_Article_.

CONTRE: Niveau – 2 - Quand le « chat » n’est pas là, les souris dansent


Si « Chatroom » traite du problème du suicide et de sa diffusion sur Internet, via la mise en ligne d’ « auto-snuff-movies » et de renseignements pratiques à usage des futurs candidats, le film est surtout le manifeste d’un suicide artistique pour Hideo Nakata. Prophète en son pays et bien au-delà, le Japonais avait largement convaincu de son savoir-faire formel en relançant la mode du « film de fantômes » façon asiatique, en faisant du premier « Ring » un véritable pavé dans la mare du genre, initiant la vague des spectres féminins aux longs cheveux sombres et aux membres désarticulés. « Dark Water » avait confirmé son grand talent pour produire une peur viscérale, authentique, très loin des effets sonores aliénants qui font le succès des films d’épouvante pour adolescents.

Il est donc curieux que ce même Nakata réalise, avec « Chatroom », un succédané de ces productions pour ados décérébrés qui n’étaient que des avatars mal fichus de ses propres visions réussies. Certes, vous me direz que le bonhomme est aussi parti aux USA en 2004 pour tourner « The Ring 2 », la suite du déjà peu flatteur « The Ring », remake gentiment idiot de son propre film, et qu’il avait pour l’occasion remisé son ambition artistique au plus profond du puits en pierre qui a tant d’importance dans l’histoire de la cassette vidéo maudite. Son portefeuille s’en était gonflé d’autant, mais son CV devait en souffrir. Si l’on suit cette progression, il était peut-être logique qu’il fît de « Chatroom » le témoignage de sa mise à mort cinématographique.

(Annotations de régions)
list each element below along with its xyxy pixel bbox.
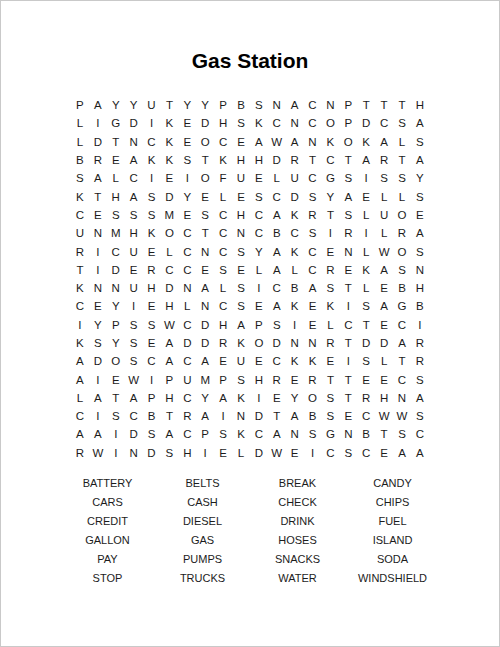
grid-cell[interactable]: H	[232, 151, 250, 169]
grid-cell[interactable]: A	[393, 334, 411, 352]
grid-cell[interactable]: T	[375, 96, 393, 114]
grid-cell[interactable]: S	[232, 370, 250, 388]
grid-cell[interactable]: K	[143, 151, 161, 169]
grid-cell[interactable]: Y	[107, 334, 125, 352]
grid-cell[interactable]: U	[125, 279, 143, 297]
grid-cell[interactable]: I	[357, 224, 375, 242]
grid-cell[interactable]: A	[411, 389, 429, 407]
grid-cell[interactable]: P	[339, 96, 357, 114]
grid-cell[interactable]: C	[178, 261, 196, 279]
grid-cell[interactable]: T	[393, 352, 411, 370]
grid-cell[interactable]: N	[339, 425, 357, 443]
grid-cell[interactable]: W	[393, 407, 411, 425]
grid-cell[interactable]: D	[89, 133, 107, 151]
grid-cell[interactable]: E	[232, 261, 250, 279]
grid-cell[interactable]: I	[125, 297, 143, 315]
grid-cell[interactable]: A	[160, 425, 178, 443]
grid-cell[interactable]: C	[214, 206, 232, 224]
grid-cell[interactable]: A	[286, 96, 304, 114]
grid-cell[interactable]: E	[250, 169, 268, 187]
grid-cell[interactable]: N	[232, 224, 250, 242]
grid-cell[interactable]: N	[125, 133, 143, 151]
grid-cell[interactable]: Y	[196, 389, 214, 407]
grid-cell[interactable]: C	[393, 370, 411, 388]
grid-cell[interactable]: C	[268, 114, 286, 132]
grid-cell[interactable]: T	[339, 279, 357, 297]
grid-cell[interactable]: S	[411, 407, 429, 425]
grid-cell[interactable]: E	[214, 352, 232, 370]
grid-cell[interactable]: K	[286, 352, 304, 370]
grid-cell[interactable]: A	[71, 370, 89, 388]
grid-cell[interactable]: R	[393, 224, 411, 242]
grid-cell[interactable]: W	[125, 370, 143, 388]
grid-cell[interactable]: A	[232, 316, 250, 334]
grid-cell[interactable]: H	[250, 370, 268, 388]
grid-cell[interactable]: C	[214, 224, 232, 242]
grid-cell[interactable]: C	[71, 206, 89, 224]
grid-cell[interactable]: C	[268, 279, 286, 297]
grid-cell[interactable]: C	[250, 224, 268, 242]
grid-cell[interactable]: L	[357, 206, 375, 224]
grid-cell[interactable]: A	[375, 133, 393, 151]
grid-cell[interactable]: H	[160, 389, 178, 407]
grid-cell[interactable]: A	[411, 114, 429, 132]
grid-cell[interactable]: S	[71, 169, 89, 187]
grid-cell[interactable]: C	[178, 316, 196, 334]
grid-cell[interactable]: A	[411, 151, 429, 169]
grid-cell[interactable]: O	[339, 133, 357, 151]
grid-cell[interactable]: U	[125, 242, 143, 260]
grid-cell[interactable]: A	[160, 352, 178, 370]
grid-cell[interactable]: H	[375, 389, 393, 407]
grid-cell[interactable]: R	[321, 261, 339, 279]
grid-cell[interactable]: D	[250, 407, 268, 425]
grid-cell[interactable]: S	[339, 169, 357, 187]
grid-cell[interactable]: C	[143, 133, 161, 151]
grid-cell[interactable]: N	[196, 242, 214, 260]
grid-cell[interactable]: E	[250, 352, 268, 370]
grid-cell[interactable]: A	[268, 242, 286, 260]
grid-cell[interactable]: C	[214, 297, 232, 315]
grid-cell[interactable]: S	[143, 187, 161, 205]
grid-cell[interactable]: K	[160, 151, 178, 169]
grid-cell[interactable]: N	[411, 261, 429, 279]
grid-cell[interactable]: L	[71, 114, 89, 132]
grid-cell[interactable]: D	[125, 114, 143, 132]
grid-cell[interactable]: C	[214, 242, 232, 260]
grid-cell[interactable]: B	[304, 407, 322, 425]
grid-cell[interactable]: S	[143, 316, 161, 334]
grid-cell[interactable]: C	[411, 425, 429, 443]
grid-cell[interactable]: C	[71, 407, 89, 425]
grid-cell[interactable]: R	[411, 352, 429, 370]
grid-cell[interactable]: A	[125, 389, 143, 407]
grid-cell[interactable]: I	[143, 370, 161, 388]
grid-cell[interactable]: U	[178, 370, 196, 388]
grid-cell[interactable]: A	[286, 407, 304, 425]
grid-cell[interactable]: W	[375, 407, 393, 425]
grid-cell[interactable]: A	[268, 261, 286, 279]
grid-cell[interactable]: A	[250, 133, 268, 151]
grid-cell[interactable]: L	[214, 187, 232, 205]
grid-cell[interactable]: N	[286, 114, 304, 132]
grid-cell[interactable]: S	[411, 370, 429, 388]
grid-cell[interactable]: B	[71, 151, 89, 169]
grid-cell[interactable]: S	[232, 242, 250, 260]
grid-cell[interactable]: T	[393, 96, 411, 114]
grid-cell[interactable]: E	[304, 297, 322, 315]
grid-cell[interactable]: T	[357, 96, 375, 114]
grid-cell[interactable]: E	[339, 261, 357, 279]
grid-cell[interactable]: U	[286, 169, 304, 187]
grid-cell[interactable]: U	[232, 352, 250, 370]
grid-cell[interactable]: C	[250, 206, 268, 224]
grid-cell[interactable]: L	[250, 261, 268, 279]
grid-cell[interactable]: C	[125, 407, 143, 425]
grid-cell[interactable]: Y	[178, 96, 196, 114]
grid-cell[interactable]: K	[357, 133, 375, 151]
grid-cell[interactable]: T	[71, 261, 89, 279]
grid-cell[interactable]: T	[107, 133, 125, 151]
grid-cell[interactable]: S	[196, 206, 214, 224]
grid-cell[interactable]: S	[160, 444, 178, 462]
grid-cell[interactable]: W	[268, 444, 286, 462]
grid-cell[interactable]: G	[393, 297, 411, 315]
grid-cell[interactable]: T	[321, 206, 339, 224]
grid-cell[interactable]: B	[286, 279, 304, 297]
grid-cell[interactable]: T	[107, 389, 125, 407]
grid-cell[interactable]: A	[71, 425, 89, 443]
grid-cell[interactable]: C	[268, 352, 286, 370]
grid-cell[interactable]: T	[321, 370, 339, 388]
grid-cell[interactable]: I	[286, 316, 304, 334]
grid-cell[interactable]: R	[71, 444, 89, 462]
grid-cell[interactable]: P	[250, 316, 268, 334]
grid-cell[interactable]: H	[214, 316, 232, 334]
grid-cell[interactable]: T	[339, 370, 357, 388]
grid-cell[interactable]: H	[214, 114, 232, 132]
grid-cell[interactable]: Y	[107, 297, 125, 315]
grid-cell[interactable]: O	[393, 206, 411, 224]
grid-cell[interactable]: A	[411, 444, 429, 462]
grid-cell[interactable]: I	[89, 370, 107, 388]
grid-cell[interactable]: E	[304, 316, 322, 334]
grid-cell[interactable]: K	[160, 114, 178, 132]
grid-cell[interactable]: O	[393, 242, 411, 260]
grid-cell[interactable]: N	[286, 425, 304, 443]
grid-cell[interactable]: N	[304, 334, 322, 352]
grid-cell[interactable]: A	[411, 224, 429, 242]
grid-cell[interactable]: E	[107, 151, 125, 169]
grid-cell[interactable]: M	[196, 370, 214, 388]
grid-cell[interactable]: Y	[178, 187, 196, 205]
grid-cell[interactable]: E	[107, 370, 125, 388]
grid-cell[interactable]: T	[196, 224, 214, 242]
grid-cell[interactable]: D	[357, 334, 375, 352]
grid-cell[interactable]: G	[107, 114, 125, 132]
grid-cell[interactable]: K	[304, 352, 322, 370]
grid-cell[interactable]: N	[196, 297, 214, 315]
grid-cell[interactable]: K	[160, 133, 178, 151]
grid-cell[interactable]: U	[232, 169, 250, 187]
grid-cell[interactable]: E	[357, 187, 375, 205]
grid-cell[interactable]: Y	[125, 96, 143, 114]
grid-cell[interactable]: E	[232, 187, 250, 205]
grid-cell[interactable]: L	[268, 169, 286, 187]
grid-cell[interactable]: C	[304, 242, 322, 260]
grid-cell[interactable]: I	[107, 444, 125, 462]
grid-cell[interactable]: S	[89, 334, 107, 352]
grid-cell[interactable]: K	[143, 224, 161, 242]
grid-cell[interactable]: D	[196, 114, 214, 132]
grid-cell[interactable]: N	[286, 334, 304, 352]
grid-cell[interactable]: A	[196, 352, 214, 370]
grid-cell[interactable]: D	[286, 187, 304, 205]
grid-cell[interactable]: R	[268, 370, 286, 388]
grid-cell[interactable]: A	[304, 279, 322, 297]
grid-cell[interactable]: G	[321, 425, 339, 443]
grid-cell[interactable]: I	[304, 444, 322, 462]
grid-cell[interactable]: W	[160, 316, 178, 334]
grid-cell[interactable]: C	[357, 444, 375, 462]
grid-cell[interactable]: E	[89, 297, 107, 315]
grid-cell[interactable]: A	[375, 297, 393, 315]
grid-cell[interactable]: K	[71, 334, 89, 352]
grid-cell[interactable]: T	[196, 151, 214, 169]
grid-cell[interactable]: A	[89, 169, 107, 187]
grid-cell[interactable]: Y	[321, 187, 339, 205]
grid-cell[interactable]: C	[71, 297, 89, 315]
grid-cell[interactable]: Y	[250, 242, 268, 260]
grid-cell[interactable]: R	[178, 407, 196, 425]
grid-cell[interactable]: E	[250, 297, 268, 315]
grid-cell[interactable]: E	[178, 114, 196, 132]
grid-cell[interactable]: T	[304, 151, 322, 169]
grid-cell[interactable]: I	[339, 352, 357, 370]
grid-cell[interactable]: R	[286, 151, 304, 169]
grid-cell[interactable]: H	[178, 444, 196, 462]
grid-cell[interactable]: D	[250, 444, 268, 462]
grid-cell[interactable]: D	[196, 316, 214, 334]
grid-cell[interactable]: A	[89, 425, 107, 443]
grid-cell[interactable]: C	[107, 242, 125, 260]
grid-cell[interactable]: R	[143, 261, 161, 279]
grid-cell[interactable]: A	[357, 151, 375, 169]
grid-cell[interactable]: I	[357, 169, 375, 187]
grid-cell[interactable]: C	[160, 261, 178, 279]
grid-cell[interactable]: D	[357, 114, 375, 132]
grid-cell[interactable]: D	[125, 425, 143, 443]
grid-cell[interactable]: P	[160, 370, 178, 388]
grid-cell[interactable]: B	[143, 407, 161, 425]
grid-cell[interactable]: D	[107, 261, 125, 279]
grid-cell[interactable]: E	[339, 407, 357, 425]
grid-cell[interactable]: T	[393, 151, 411, 169]
grid-cell[interactable]: B	[357, 425, 375, 443]
grid-cell[interactable]: S	[125, 334, 143, 352]
grid-cell[interactable]: L	[160, 242, 178, 260]
grid-cell[interactable]: M	[107, 224, 125, 242]
grid-cell[interactable]: P	[196, 425, 214, 443]
grid-cell[interactable]: K	[286, 206, 304, 224]
grid-cell[interactable]: A	[339, 187, 357, 205]
grid-cell[interactable]: B	[232, 96, 250, 114]
grid-cell[interactable]: P	[143, 389, 161, 407]
grid-cell[interactable]: D	[196, 334, 214, 352]
grid-cell[interactable]: L	[393, 187, 411, 205]
grid-cell[interactable]: E	[178, 133, 196, 151]
grid-cell[interactable]: K	[232, 389, 250, 407]
grid-cell[interactable]: S	[214, 425, 232, 443]
grid-cell[interactable]: C	[393, 316, 411, 334]
grid-cell[interactable]: E	[321, 242, 339, 260]
grid-cell[interactable]: S	[107, 206, 125, 224]
grid-cell[interactable]: T	[339, 151, 357, 169]
grid-cell[interactable]: E	[375, 316, 393, 334]
grid-cell[interactable]: T	[339, 334, 357, 352]
grid-cell[interactable]: C	[178, 352, 196, 370]
grid-cell[interactable]: I	[143, 114, 161, 132]
grid-cell[interactable]: C	[357, 407, 375, 425]
grid-cell[interactable]: N	[321, 96, 339, 114]
grid-cell[interactable]: T	[339, 389, 357, 407]
grid-cell[interactable]: I	[250, 389, 268, 407]
grid-cell[interactable]: A	[286, 133, 304, 151]
grid-cell[interactable]: P	[71, 96, 89, 114]
grid-cell[interactable]: O	[196, 133, 214, 151]
grid-cell[interactable]: K	[286, 242, 304, 260]
grid-cell[interactable]: C	[304, 96, 322, 114]
grid-cell[interactable]: C	[268, 187, 286, 205]
grid-cell[interactable]: N	[178, 279, 196, 297]
grid-cell[interactable]: U	[71, 224, 89, 242]
grid-cell[interactable]: E	[268, 389, 286, 407]
grid-cell[interactable]: L	[71, 389, 89, 407]
grid-cell[interactable]: W	[89, 444, 107, 462]
grid-cell[interactable]: S	[107, 407, 125, 425]
grid-cell[interactable]: H	[160, 297, 178, 315]
grid-cell[interactable]: R	[304, 206, 322, 224]
grid-cell[interactable]: A	[125, 187, 143, 205]
grid-cell[interactable]: C	[143, 352, 161, 370]
grid-cell[interactable]: D	[375, 334, 393, 352]
grid-cell[interactable]: S	[339, 206, 357, 224]
grid-cell[interactable]: O	[107, 352, 125, 370]
grid-cell[interactable]: B	[268, 224, 286, 242]
grid-cell[interactable]: Y	[286, 389, 304, 407]
grid-cell[interactable]: I	[178, 169, 196, 187]
grid-cell[interactable]: N	[232, 407, 250, 425]
grid-cell[interactable]: E	[286, 444, 304, 462]
grid-cell[interactable]: L	[375, 187, 393, 205]
grid-cell[interactable]: I	[196, 444, 214, 462]
grid-cell[interactable]: A	[196, 407, 214, 425]
grid-cell[interactable]: N	[339, 242, 357, 260]
grid-cell[interactable]: P	[339, 114, 357, 132]
grid-cell[interactable]: K	[232, 334, 250, 352]
grid-cell[interactable]: K	[214, 151, 232, 169]
grid-cell[interactable]: E	[375, 370, 393, 388]
grid-cell[interactable]: E	[375, 444, 393, 462]
grid-cell[interactable]: S	[375, 169, 393, 187]
grid-cell[interactable]: D	[268, 151, 286, 169]
grid-cell[interactable]: K	[321, 133, 339, 151]
grid-cell[interactable]: E	[286, 370, 304, 388]
grid-cell[interactable]: N	[89, 279, 107, 297]
grid-cell[interactable]: S	[393, 425, 411, 443]
grid-cell[interactable]: N	[268, 96, 286, 114]
grid-cell[interactable]: E	[232, 133, 250, 151]
grid-cell[interactable]: E	[143, 334, 161, 352]
grid-cell[interactable]: W	[375, 242, 393, 260]
grid-cell[interactable]: L	[357, 279, 375, 297]
grid-cell[interactable]: S	[232, 297, 250, 315]
grid-cell[interactable]: H	[250, 151, 268, 169]
grid-cell[interactable]: O	[160, 224, 178, 242]
grid-cell[interactable]: C	[250, 425, 268, 443]
grid-cell[interactable]: W	[268, 133, 286, 151]
grid-cell[interactable]: A	[375, 261, 393, 279]
grid-cell[interactable]: P	[214, 370, 232, 388]
grid-cell[interactable]: T	[375, 425, 393, 443]
grid-cell[interactable]: L	[178, 297, 196, 315]
grid-cell[interactable]: T	[160, 407, 178, 425]
grid-cell[interactable]: L	[375, 352, 393, 370]
grid-cell[interactable]: E	[214, 444, 232, 462]
grid-cell[interactable]: S	[232, 114, 250, 132]
grid-cell[interactable]: C	[178, 224, 196, 242]
grid-cell[interactable]: N	[393, 389, 411, 407]
grid-cell[interactable]: D	[178, 334, 196, 352]
grid-cell[interactable]: F	[214, 169, 232, 187]
grid-cell[interactable]: A	[268, 206, 286, 224]
grid-cell[interactable]: Y	[411, 169, 429, 187]
grid-cell[interactable]: E	[321, 352, 339, 370]
grid-cell[interactable]: C	[178, 425, 196, 443]
grid-cell[interactable]: O	[321, 114, 339, 132]
grid-cell[interactable]: S	[321, 407, 339, 425]
grid-cell[interactable]: S	[393, 169, 411, 187]
grid-cell[interactable]: C	[304, 261, 322, 279]
grid-cell[interactable]: S	[143, 206, 161, 224]
grid-cell[interactable]: S	[125, 316, 143, 334]
grid-cell[interactable]: C	[178, 242, 196, 260]
grid-cell[interactable]: N	[107, 279, 125, 297]
grid-cell[interactable]: A	[125, 151, 143, 169]
grid-cell[interactable]: H	[232, 206, 250, 224]
grid-cell[interactable]: E	[143, 242, 161, 260]
grid-cell[interactable]: A	[393, 444, 411, 462]
grid-cell[interactable]: L	[286, 261, 304, 279]
grid-cell[interactable]: S	[250, 187, 268, 205]
grid-cell[interactable]: C	[375, 114, 393, 132]
grid-cell[interactable]: G	[321, 169, 339, 187]
grid-cell[interactable]: U	[375, 206, 393, 224]
grid-cell[interactable]: R	[304, 370, 322, 388]
grid-cell[interactable]: R	[339, 224, 357, 242]
grid-cell[interactable]: P	[214, 96, 232, 114]
grid-cell[interactable]: B	[411, 297, 429, 315]
grid-cell[interactable]: E	[411, 206, 429, 224]
grid-cell[interactable]: L	[232, 444, 250, 462]
grid-cell[interactable]: S	[214, 261, 232, 279]
grid-cell[interactable]: S	[178, 151, 196, 169]
grid-cell[interactable]: R	[411, 334, 429, 352]
grid-cell[interactable]: S	[357, 352, 375, 370]
grid-cell[interactable]: A	[214, 389, 232, 407]
grid-cell[interactable]: N	[304, 133, 322, 151]
grid-cell[interactable]: L	[375, 224, 393, 242]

_Énoncé_. Relevez tous les titres de films mentionnés dans la critique de « Chatroom ».

_Corrigé_.
- « Chatroom »
- « Ring »
- « Dark Water »
- « The Ring 2 »
- « The Ring »